**Written exercise**
Look through the listing and locate every line containing the word "verdad"; copy those lines.

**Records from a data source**
◆ ◆ ◆

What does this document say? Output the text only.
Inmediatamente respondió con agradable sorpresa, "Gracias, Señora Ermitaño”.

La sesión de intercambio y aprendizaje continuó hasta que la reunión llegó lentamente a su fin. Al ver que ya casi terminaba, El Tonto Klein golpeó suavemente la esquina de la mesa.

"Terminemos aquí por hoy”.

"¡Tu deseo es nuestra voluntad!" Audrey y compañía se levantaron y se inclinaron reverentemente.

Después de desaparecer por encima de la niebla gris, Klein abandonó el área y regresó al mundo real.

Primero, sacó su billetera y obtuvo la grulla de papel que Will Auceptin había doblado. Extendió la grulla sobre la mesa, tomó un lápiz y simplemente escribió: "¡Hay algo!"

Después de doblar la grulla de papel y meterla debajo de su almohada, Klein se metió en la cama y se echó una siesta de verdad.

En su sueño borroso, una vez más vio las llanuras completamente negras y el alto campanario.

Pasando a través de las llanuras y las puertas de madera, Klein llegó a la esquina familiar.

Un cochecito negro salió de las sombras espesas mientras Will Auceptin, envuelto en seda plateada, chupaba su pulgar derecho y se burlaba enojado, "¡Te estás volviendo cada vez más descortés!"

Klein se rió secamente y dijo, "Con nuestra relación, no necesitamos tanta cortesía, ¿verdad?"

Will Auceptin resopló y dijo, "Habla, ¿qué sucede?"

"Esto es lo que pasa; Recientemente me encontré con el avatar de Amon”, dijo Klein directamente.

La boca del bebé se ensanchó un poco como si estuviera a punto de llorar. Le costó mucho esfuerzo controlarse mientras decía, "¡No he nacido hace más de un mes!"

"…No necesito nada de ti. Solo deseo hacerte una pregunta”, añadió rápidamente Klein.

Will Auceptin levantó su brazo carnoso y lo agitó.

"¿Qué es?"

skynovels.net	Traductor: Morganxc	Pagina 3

◆ ◆ ◆

**Response to the exercise**
Después de doblar la grulla de papel y meterla debajo de su almohada, Klein se metió en la cama y se echó una siesta de verdad.
Klein se rió secamente y dijo, "Con nuestra relación, no necesitamos tanta cortesía, ¿verdad?"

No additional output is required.